Source excerpt:
Looking at the duration, 59.7% of orders took at least a day from the time of approval to the time they were delivered to the carriers. Additionally, 30.4% of orders had duration in hours from approval to delivery.
temp |>
select(order_purchase_timestamp, appr_carr_diff, ac_value, ac_period) |>
mutate(month = month(order_purchase_timestamp, label = TRUE),
approval = if_else(ac_value <= 0, "After Approval", "Before Approval")) |>
filter(!is.na(approval)) |>
summarise(avg = mean(appr_carr_diff, na.rm = TRUE),
median = median(appr_carr_diff, na.rm = TRUE),
.by = c(month, approval)) |>
mutate(duration = dseconds(x = median) |> clean_duration()) |>
separate(col = duration, into = c("value", "period"), sep = " ") |>
mutate(value = str_replace(value, "-", "")) |>
ggplot(aes(x = month, y = value, fill = period)) +
geom_col() +
facet_wrap(vars(factor(approval, levels = c("Before Approval", "After Approval"))),
ncol = 1,
scales = "free_y") +
labs(x = NULL, y = "Duration", title = "Duration of Orders From Approval to Carrier") +
scale_fill_manual(values = c("#BC4B51", "#5B8E7D", "#52B788"), name = "Period") +
custom_theme()

Material provided:
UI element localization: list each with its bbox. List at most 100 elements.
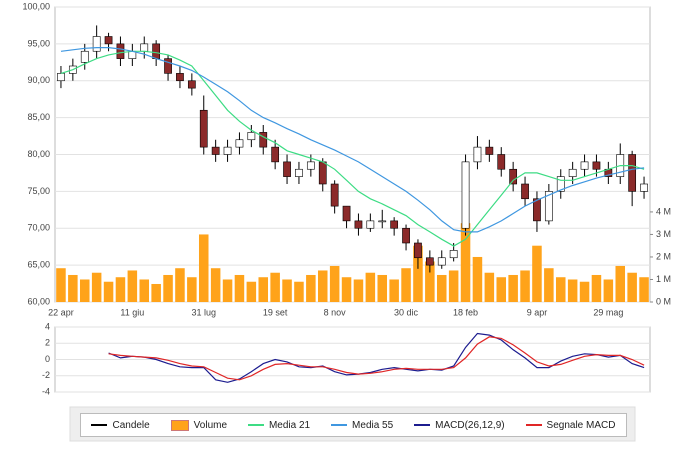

What you need to do:
1. Summarize the excerpt on order delivery durations in two sentences.
2. Rewrite the paragraph of the excerpt on order delivery durations that begins "Looking at the duration" as a short bulleted list that keeps its main figures.
3. Quote the excerpt on order delivery durations word for word, starting with "Looking at the" and going on through "approval to delivery.".

Results by task:
1. Of all orders, 59.7% took at least a day to go from approval to delivery to the carriers, and 30.4% took a duration measured in hours. R code then computes the mean and median of that approval-to-carrier difference for each month and for each approval group ("Before Approval" and "After Approval"), and plots the medians as a bar chart titled "Duration of Orders From Approval to Carrier," with one panel per group.

2.
- 59.7% of orders took at least a day from approval to delivery to the carriers.
- 30.4% of orders took a duration in hours from approval to delivery.

3.
Looking at the duration, 59.7% of orders took at least a day from the time of approval to the time they were delivered to the carriers. Additionally, 30.4% of orders had duration in hours from approval to delivery.